* Exercise task *
Pull out every line in the data that has the string "ylabel" in it.

## Start

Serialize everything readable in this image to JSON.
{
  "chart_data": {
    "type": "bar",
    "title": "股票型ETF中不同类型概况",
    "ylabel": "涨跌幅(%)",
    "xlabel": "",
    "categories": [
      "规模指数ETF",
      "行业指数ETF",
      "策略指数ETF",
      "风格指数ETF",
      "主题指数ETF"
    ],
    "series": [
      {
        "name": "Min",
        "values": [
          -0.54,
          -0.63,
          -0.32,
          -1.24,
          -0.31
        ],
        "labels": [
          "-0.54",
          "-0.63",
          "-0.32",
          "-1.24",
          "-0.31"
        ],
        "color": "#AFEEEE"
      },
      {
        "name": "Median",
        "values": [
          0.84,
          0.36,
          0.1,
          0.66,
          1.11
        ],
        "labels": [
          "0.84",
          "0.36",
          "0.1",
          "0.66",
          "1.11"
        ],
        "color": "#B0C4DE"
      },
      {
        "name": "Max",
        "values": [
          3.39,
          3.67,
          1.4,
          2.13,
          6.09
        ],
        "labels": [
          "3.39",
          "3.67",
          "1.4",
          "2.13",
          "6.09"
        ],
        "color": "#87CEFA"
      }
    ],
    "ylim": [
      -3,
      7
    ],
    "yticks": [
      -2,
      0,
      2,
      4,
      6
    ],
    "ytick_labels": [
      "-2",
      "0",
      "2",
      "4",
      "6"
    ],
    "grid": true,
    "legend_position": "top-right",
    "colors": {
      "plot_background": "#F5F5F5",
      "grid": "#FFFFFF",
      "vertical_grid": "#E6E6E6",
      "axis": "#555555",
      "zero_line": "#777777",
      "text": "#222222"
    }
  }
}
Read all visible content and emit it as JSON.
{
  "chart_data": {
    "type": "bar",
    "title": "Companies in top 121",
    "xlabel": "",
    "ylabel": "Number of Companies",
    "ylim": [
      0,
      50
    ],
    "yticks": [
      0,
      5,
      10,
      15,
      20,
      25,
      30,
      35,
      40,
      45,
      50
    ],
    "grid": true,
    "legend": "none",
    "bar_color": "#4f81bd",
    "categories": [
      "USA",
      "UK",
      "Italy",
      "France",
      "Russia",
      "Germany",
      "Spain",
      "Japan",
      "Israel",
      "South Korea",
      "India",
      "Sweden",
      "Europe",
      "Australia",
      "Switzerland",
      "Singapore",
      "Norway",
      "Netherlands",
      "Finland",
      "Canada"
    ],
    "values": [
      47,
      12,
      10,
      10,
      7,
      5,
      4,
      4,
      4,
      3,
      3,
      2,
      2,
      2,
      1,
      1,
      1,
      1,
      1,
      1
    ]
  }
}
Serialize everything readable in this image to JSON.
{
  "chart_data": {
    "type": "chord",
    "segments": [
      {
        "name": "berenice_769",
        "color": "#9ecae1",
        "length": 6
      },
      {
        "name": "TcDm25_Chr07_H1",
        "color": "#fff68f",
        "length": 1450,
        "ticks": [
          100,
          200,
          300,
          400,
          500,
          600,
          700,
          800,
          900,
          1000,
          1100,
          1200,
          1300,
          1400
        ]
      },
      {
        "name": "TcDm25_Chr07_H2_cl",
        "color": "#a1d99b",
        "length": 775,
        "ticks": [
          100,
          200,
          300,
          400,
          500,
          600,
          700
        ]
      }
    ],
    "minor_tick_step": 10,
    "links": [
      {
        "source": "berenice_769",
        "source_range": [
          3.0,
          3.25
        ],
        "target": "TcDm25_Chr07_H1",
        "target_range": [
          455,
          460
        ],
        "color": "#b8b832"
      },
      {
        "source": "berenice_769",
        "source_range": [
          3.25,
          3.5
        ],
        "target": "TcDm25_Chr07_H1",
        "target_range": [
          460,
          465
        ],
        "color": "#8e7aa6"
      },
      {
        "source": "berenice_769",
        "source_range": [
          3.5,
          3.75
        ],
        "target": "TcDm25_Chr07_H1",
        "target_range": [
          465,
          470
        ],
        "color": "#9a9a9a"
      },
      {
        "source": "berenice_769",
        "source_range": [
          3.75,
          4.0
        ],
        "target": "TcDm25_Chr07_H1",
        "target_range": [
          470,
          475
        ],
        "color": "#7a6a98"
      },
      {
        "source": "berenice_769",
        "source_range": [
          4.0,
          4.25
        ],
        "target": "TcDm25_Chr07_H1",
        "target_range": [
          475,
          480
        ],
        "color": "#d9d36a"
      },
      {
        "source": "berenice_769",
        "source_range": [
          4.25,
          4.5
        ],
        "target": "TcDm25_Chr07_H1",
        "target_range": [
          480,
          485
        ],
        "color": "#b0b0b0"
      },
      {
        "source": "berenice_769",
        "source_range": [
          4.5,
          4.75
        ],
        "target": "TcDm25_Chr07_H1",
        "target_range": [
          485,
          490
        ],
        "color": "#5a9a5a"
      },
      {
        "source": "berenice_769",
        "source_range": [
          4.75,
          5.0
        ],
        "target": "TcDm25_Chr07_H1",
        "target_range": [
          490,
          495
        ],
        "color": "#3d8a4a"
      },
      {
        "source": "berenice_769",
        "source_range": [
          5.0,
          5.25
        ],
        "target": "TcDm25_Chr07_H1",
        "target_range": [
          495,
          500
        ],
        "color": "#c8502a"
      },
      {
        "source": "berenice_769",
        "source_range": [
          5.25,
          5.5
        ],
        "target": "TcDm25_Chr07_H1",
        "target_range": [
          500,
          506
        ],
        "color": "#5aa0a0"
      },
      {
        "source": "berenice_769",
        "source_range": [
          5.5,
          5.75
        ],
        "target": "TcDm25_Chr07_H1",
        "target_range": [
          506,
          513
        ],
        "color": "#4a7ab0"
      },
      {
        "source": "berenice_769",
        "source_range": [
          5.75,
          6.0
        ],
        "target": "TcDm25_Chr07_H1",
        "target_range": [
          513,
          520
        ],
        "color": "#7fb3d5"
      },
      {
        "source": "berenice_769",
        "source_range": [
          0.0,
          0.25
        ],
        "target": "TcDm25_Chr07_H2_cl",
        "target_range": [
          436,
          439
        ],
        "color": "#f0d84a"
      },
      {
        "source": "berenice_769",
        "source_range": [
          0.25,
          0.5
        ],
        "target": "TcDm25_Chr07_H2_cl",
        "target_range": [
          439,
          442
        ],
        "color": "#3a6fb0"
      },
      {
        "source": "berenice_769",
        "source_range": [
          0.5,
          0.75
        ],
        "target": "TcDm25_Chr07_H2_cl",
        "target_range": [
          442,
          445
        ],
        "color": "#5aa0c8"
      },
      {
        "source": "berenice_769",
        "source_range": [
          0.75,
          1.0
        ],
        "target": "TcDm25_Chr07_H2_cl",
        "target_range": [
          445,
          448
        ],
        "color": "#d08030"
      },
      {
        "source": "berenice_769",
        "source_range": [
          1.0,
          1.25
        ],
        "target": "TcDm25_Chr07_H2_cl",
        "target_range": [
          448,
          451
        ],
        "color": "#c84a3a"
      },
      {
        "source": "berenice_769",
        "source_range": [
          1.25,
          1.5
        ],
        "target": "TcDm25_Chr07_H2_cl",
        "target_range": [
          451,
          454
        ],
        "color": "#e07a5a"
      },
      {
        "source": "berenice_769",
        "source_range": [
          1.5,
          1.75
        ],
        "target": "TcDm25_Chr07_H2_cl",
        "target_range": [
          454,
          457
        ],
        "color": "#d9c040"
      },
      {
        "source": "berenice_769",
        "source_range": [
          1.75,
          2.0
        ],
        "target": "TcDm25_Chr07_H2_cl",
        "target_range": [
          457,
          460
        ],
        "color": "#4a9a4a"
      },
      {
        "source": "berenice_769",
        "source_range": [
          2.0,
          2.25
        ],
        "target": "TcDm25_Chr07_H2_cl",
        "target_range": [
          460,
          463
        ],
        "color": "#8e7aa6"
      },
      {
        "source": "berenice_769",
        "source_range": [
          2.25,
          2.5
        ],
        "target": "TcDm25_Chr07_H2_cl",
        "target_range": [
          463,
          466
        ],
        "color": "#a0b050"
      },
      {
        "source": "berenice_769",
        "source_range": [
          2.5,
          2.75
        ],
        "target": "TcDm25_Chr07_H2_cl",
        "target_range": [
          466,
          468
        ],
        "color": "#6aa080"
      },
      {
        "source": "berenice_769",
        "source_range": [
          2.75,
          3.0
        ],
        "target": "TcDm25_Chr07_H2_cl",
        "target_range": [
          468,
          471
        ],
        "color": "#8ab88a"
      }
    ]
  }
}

## End

* Output below *
    "ylabel": "涨跌幅(%)",
    "ylabel": "Number of Companies",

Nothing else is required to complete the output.